--- Stored records ---
══════════════════════════════
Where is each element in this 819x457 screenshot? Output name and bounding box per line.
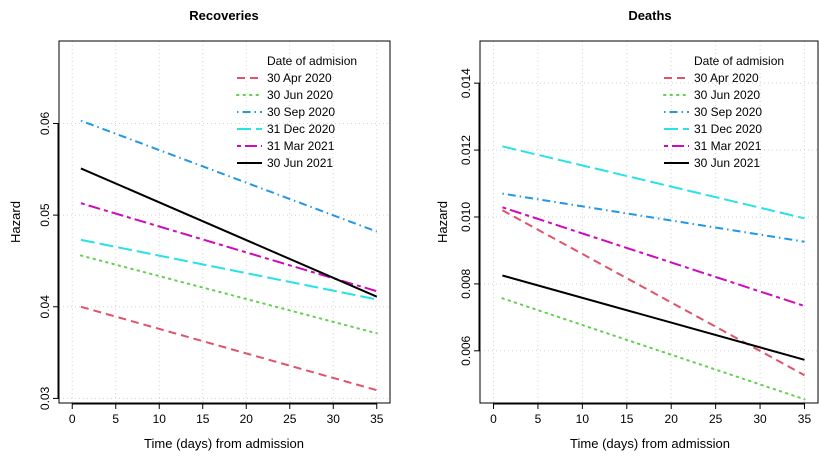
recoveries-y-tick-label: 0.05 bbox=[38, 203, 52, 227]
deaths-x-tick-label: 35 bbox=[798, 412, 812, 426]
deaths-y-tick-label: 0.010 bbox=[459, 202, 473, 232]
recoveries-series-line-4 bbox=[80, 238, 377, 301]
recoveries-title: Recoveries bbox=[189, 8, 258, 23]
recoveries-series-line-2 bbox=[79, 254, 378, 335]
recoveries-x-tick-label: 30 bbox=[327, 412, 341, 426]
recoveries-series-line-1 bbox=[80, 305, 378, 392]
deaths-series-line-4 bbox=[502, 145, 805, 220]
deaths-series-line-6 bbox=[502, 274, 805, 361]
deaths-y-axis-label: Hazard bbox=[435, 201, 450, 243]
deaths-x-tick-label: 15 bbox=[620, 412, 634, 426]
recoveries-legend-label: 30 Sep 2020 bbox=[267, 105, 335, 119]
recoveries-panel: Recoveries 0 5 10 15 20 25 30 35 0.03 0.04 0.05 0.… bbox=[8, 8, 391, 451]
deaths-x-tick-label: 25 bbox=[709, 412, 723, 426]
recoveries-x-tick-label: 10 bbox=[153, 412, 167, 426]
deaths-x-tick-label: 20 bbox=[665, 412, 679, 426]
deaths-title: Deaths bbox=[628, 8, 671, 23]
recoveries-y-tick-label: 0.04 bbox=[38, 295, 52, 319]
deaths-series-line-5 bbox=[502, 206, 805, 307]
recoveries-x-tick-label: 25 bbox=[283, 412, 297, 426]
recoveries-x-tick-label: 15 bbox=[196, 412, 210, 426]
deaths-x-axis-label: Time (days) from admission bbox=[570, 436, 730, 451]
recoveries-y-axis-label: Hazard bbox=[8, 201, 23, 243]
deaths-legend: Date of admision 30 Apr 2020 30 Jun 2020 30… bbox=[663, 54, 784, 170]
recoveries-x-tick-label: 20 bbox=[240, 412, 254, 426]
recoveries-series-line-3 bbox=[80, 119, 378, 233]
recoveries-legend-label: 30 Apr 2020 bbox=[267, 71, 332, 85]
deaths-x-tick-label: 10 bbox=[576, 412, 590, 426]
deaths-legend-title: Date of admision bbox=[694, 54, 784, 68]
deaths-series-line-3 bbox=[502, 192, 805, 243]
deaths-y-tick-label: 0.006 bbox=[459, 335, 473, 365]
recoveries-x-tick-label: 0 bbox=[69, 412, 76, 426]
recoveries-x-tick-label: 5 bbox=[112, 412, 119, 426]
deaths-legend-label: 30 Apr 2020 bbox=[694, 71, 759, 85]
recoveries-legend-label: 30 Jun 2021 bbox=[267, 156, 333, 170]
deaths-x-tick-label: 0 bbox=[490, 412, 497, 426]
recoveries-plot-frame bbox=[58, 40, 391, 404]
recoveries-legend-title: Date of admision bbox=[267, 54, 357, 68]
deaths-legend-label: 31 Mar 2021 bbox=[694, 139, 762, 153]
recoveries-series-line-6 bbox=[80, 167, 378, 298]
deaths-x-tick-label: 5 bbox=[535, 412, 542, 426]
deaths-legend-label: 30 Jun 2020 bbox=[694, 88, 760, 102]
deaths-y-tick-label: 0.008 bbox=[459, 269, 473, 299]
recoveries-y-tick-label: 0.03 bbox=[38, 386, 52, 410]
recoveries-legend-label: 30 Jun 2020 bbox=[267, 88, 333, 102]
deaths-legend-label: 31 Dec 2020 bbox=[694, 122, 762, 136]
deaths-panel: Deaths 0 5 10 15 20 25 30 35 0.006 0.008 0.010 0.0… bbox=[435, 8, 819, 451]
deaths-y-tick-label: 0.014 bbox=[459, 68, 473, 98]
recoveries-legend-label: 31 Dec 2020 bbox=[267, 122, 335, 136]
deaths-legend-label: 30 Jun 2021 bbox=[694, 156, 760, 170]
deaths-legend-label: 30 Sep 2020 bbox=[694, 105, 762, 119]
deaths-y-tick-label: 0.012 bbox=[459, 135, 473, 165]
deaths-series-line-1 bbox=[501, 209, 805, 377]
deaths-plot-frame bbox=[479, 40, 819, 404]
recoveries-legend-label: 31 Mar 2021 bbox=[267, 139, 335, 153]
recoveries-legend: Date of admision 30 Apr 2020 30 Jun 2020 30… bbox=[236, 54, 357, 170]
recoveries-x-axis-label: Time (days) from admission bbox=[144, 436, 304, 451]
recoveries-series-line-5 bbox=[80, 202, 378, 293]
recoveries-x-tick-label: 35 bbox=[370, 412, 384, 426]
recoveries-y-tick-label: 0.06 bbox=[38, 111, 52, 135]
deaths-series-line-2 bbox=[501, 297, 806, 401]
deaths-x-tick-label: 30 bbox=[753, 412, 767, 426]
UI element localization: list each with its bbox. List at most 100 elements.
══════════════════════════════
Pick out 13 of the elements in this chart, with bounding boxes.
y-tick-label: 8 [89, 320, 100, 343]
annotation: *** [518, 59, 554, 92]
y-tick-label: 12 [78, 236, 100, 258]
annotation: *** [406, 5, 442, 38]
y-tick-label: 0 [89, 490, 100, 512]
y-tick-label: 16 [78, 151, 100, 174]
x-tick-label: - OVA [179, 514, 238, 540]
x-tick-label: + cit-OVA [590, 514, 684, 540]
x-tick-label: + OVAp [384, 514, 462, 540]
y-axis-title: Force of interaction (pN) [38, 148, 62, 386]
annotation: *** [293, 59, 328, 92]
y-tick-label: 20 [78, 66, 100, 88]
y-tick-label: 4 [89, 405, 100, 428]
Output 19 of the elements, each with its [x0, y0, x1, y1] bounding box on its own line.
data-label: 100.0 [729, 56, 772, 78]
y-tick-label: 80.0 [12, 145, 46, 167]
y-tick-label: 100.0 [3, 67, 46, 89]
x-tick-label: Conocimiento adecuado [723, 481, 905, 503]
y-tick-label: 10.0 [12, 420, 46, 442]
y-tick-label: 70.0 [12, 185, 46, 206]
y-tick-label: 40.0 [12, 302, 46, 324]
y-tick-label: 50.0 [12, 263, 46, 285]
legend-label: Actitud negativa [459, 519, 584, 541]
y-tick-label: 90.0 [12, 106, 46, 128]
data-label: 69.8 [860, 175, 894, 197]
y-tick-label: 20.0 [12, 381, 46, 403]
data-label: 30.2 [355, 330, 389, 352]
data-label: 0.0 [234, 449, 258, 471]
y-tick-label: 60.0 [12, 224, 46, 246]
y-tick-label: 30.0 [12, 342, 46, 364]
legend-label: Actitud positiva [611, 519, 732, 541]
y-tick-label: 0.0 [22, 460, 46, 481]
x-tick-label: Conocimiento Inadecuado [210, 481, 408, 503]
══════════════════════════════
--- Given problem ---
How many rows above contain the string "title"? Case counts. Reply with the number alone.

--- Result of this task ---
5